Data excerpts —
--------------------------------
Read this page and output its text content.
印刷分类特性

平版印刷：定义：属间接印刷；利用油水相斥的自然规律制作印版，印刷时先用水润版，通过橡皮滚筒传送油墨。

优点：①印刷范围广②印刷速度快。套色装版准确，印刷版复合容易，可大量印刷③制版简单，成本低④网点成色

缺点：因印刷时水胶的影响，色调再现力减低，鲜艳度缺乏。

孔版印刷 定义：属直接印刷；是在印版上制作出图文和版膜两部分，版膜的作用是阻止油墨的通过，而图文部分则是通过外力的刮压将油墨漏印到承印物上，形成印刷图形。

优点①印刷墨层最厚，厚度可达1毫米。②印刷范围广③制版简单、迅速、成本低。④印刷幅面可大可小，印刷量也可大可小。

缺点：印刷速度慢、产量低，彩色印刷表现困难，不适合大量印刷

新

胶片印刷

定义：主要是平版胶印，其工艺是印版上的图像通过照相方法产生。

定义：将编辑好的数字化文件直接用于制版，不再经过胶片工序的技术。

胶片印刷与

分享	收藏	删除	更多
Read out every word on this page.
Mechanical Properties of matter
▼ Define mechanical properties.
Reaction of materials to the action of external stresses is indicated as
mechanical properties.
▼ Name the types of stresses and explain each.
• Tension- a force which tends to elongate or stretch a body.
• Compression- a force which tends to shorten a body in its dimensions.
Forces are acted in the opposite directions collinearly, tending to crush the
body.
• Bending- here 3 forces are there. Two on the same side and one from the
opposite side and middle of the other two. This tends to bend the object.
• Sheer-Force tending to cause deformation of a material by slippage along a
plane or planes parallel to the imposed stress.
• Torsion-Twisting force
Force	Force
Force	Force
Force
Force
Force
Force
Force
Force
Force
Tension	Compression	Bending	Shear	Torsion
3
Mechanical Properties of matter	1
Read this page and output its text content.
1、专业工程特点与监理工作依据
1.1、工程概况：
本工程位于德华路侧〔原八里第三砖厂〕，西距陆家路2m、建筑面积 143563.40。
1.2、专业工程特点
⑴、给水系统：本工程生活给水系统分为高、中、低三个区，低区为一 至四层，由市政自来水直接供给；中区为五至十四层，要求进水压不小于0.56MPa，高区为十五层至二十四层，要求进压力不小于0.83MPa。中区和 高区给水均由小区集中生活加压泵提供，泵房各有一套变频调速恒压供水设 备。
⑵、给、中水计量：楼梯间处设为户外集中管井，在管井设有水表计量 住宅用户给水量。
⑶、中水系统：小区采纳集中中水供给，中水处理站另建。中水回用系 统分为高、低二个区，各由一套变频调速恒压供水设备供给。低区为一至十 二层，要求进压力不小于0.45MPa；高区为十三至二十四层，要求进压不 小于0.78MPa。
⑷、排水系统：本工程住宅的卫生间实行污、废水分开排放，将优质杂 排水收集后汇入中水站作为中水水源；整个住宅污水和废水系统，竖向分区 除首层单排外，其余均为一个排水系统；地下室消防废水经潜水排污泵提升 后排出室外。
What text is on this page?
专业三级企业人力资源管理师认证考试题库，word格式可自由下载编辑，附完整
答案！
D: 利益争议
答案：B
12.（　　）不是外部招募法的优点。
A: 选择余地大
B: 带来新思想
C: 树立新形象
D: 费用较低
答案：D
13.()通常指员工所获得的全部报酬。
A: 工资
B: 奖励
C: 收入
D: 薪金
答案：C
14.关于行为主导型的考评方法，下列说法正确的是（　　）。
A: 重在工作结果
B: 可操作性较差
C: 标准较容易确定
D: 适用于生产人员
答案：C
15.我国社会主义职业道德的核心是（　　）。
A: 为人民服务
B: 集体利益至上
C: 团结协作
--------------------------------
What you have to do — Extract every line from the records above that contains the word "body".

Response for this exercise —
• Tension- a force which tends to elongate or stretch a body.
• Compression- a force which tends to shorten a body in its dimensions.
body.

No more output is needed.